((
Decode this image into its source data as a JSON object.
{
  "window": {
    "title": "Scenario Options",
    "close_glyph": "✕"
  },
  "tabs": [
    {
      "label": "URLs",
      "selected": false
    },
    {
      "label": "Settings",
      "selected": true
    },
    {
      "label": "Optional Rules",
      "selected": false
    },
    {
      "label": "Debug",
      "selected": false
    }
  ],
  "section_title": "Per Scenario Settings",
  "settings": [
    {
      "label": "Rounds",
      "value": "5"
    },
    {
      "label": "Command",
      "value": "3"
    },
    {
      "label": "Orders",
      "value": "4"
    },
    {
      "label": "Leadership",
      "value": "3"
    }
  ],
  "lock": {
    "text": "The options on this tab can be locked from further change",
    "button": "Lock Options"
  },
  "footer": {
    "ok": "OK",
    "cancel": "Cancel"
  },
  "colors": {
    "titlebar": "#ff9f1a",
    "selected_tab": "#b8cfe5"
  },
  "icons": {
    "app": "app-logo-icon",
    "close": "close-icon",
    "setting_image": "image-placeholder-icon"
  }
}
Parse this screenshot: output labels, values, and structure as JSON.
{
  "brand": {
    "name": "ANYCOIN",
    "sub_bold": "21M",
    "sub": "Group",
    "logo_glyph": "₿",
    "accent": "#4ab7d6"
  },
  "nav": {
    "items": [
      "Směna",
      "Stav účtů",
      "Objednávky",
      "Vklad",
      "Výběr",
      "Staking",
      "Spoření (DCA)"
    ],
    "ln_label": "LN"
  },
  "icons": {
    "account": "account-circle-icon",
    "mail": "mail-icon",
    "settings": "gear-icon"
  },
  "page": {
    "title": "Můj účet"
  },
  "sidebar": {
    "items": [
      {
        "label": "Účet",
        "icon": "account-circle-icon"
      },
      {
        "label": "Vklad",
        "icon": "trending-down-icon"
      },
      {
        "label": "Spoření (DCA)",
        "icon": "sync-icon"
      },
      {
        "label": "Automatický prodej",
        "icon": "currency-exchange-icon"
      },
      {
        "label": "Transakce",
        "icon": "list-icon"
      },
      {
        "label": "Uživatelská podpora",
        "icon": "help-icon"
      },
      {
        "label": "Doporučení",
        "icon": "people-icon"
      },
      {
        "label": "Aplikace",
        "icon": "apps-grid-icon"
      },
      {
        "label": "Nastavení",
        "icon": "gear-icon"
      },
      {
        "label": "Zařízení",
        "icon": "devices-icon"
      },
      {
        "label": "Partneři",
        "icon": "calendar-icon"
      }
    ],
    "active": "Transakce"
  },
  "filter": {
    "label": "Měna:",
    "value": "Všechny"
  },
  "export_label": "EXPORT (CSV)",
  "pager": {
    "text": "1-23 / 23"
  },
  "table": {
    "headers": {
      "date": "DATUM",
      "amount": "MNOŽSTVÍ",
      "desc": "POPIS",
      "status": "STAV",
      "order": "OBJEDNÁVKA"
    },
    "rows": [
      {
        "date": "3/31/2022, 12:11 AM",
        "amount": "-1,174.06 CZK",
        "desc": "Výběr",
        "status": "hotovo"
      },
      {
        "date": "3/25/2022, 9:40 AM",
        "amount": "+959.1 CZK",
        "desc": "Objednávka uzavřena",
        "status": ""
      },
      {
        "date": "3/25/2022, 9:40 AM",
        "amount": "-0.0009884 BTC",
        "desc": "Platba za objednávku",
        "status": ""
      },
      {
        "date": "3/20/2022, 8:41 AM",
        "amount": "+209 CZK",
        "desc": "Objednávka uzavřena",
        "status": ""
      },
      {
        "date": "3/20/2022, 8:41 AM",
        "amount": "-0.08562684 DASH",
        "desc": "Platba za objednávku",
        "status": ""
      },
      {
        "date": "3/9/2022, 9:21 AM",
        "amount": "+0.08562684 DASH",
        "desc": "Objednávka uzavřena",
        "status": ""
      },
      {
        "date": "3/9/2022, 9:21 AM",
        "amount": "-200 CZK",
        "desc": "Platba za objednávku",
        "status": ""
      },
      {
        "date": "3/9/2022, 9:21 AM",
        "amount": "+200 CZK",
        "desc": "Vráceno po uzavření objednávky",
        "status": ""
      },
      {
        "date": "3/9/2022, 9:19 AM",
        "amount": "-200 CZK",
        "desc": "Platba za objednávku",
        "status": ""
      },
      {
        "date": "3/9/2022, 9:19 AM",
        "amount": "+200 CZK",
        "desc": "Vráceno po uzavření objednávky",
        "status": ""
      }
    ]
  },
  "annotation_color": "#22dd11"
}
))
§ EXERCISE:
Return each line of the data exactly as written above.

§ SOLUTION TO THIS PROBLEM:
Decode this image into its source data as a JSON object.
{
  "window": {
    "title": "Scenario Options",
    "close_glyph": "✕"
  },
  "tabs": [
    {
      "label": "URLs",
      "selected": false
    },
    {
      "label": "Settings",
      "selected": true
    },
    {
      "label": "Optional Rules",
      "selected": false
    },
    {
      "label": "Debug",
      "selected": false
    }
  ],
  "section_title": "Per Scenario Settings",
  "settings": [
    {
      "label": "Rounds",
      "value": "5"
    },
    {
      "label": "Command",
      "value": "3"
    },
    {
      "label": "Orders",
      "value": "4"
    },
    {
      "label": "Leadership",
      "value": "3"
    }
  ],
  "lock": {
    "text": "The options on this tab can be locked from further change",
    "button": "Lock Options"
  },
  "footer": {
    "ok": "OK",
    "cancel": "Cancel"
  },
  "colors": {
    "titlebar": "#ff9f1a",
    "selected_tab": "#b8cfe5"
  },
  "icons": {
    "app": "app-logo-icon",
    "close": "close-icon",
    "setting_image": "image-placeholder-icon"
  }
}
Parse this screenshot: output labels, values, and structure as JSON.
{
  "brand": {
    "name": "ANYCOIN",
    "sub_bold": "21M",
    "sub": "Group",
    "logo_glyph": "₿",
    "accent": "#4ab7d6"
  },
  "nav": {
    "items": [
      "Směna",
      "Stav účtů",
      "Objednávky",
      "Vklad",
      "Výběr",
      "Staking",
      "Spoření (DCA)"
    ],
    "ln_label": "LN"
  },
  "icons": {
    "account": "account-circle-icon",
    "mail": "mail-icon",
    "settings": "gear-icon"
  },
  "page": {
    "title": "Můj účet"
  },
  "sidebar": {
    "items": [
      {
        "label": "Účet",
        "icon": "account-circle-icon"
      },
      {
        "label": "Vklad",
        "icon": "trending-down-icon"
      },
      {
        "label": "Spoření (DCA)",
        "icon": "sync-icon"
      },
      {
        "label": "Automatický prodej",
        "icon": "currency-exchange-icon"
      },
      {
        "label": "Transakce",
        "icon": "list-icon"
      },
      {
        "label": "Uživatelská podpora",
        "icon": "help-icon"
      },
      {
        "label": "Doporučení",
        "icon": "people-icon"
      },
      {
        "label": "Aplikace",
        "icon": "apps-grid-icon"
      },
      {
        "label": "Nastavení",
        "icon": "gear-icon"
      },
      {
        "label": "Zařízení",
        "icon": "devices-icon"
      },
      {
        "label": "Partneři",
        "icon": "calendar-icon"
      }
    ],
    "active": "Transakce"
  },
  "filter": {
    "label": "Měna:",
    "value": "Všechny"
  },
  "export_label": "EXPORT (CSV)",
  "pager": {
    "text": "1-23 / 23"
  },
  "table": {
    "headers": {
      "date": "DATUM",
      "amount": "MNOŽSTVÍ",
      "desc": "POPIS",
      "status": "STAV",
      "order": "OBJEDNÁVKA"
    },
    "rows": [
      {
        "date": "3/31/2022, 12:11 AM",
        "amount": "-1,174.06 CZK",
        "desc": "Výběr",
        "status": "hotovo"
      },
      {
        "date": "3/25/2022, 9:40 AM",
        "amount": "+959.1 CZK",
        "desc": "Objednávka uzavřena",
        "status": ""
      },
      {
        "date": "3/25/2022, 9:40 AM",
        "amount": "-0.0009884 BTC",
        "desc": "Platba za objednávku",
        "status": ""
      },
      {
        "date": "3/20/2022, 8:41 AM",
        "amount": "+209 CZK",
        "desc": "Objednávka uzavřena",
        "status": ""
      },
      {
        "date": "3/20/2022, 8:41 AM",
        "amount": "-0.08562684 DASH",
        "desc": "Platba za objednávku",
        "status": ""
      },
      {
        "date": "3/9/2022, 9:21 AM",
        "amount": "+0.08562684 DASH",
        "desc": "Objednávka uzavřena",
        "status": ""
      },
      {
        "date": "3/9/2022, 9:21 AM",
        "amount": "-200 CZK",
        "desc": "Platba za objednávku",
        "status": ""
      },
      {
        "date": "3/9/2022, 9:21 AM",
        "amount": "+200 CZK",
        "desc": "Vráceno po uzavření objednávky",
        "status": ""
      },
      {
        "date": "3/9/2022, 9:19 AM",
        "amount": "-200 CZK",
        "desc": "Platba za objednávku",
        "status": ""
      },
      {
        "date": "3/9/2022, 9:19 AM",
        "amount": "+200 CZK",
        "desc": "Vráceno po uzavření objednávky",
        "status": ""
      }
    ]
  },
  "annotation_color": "#22dd11"
}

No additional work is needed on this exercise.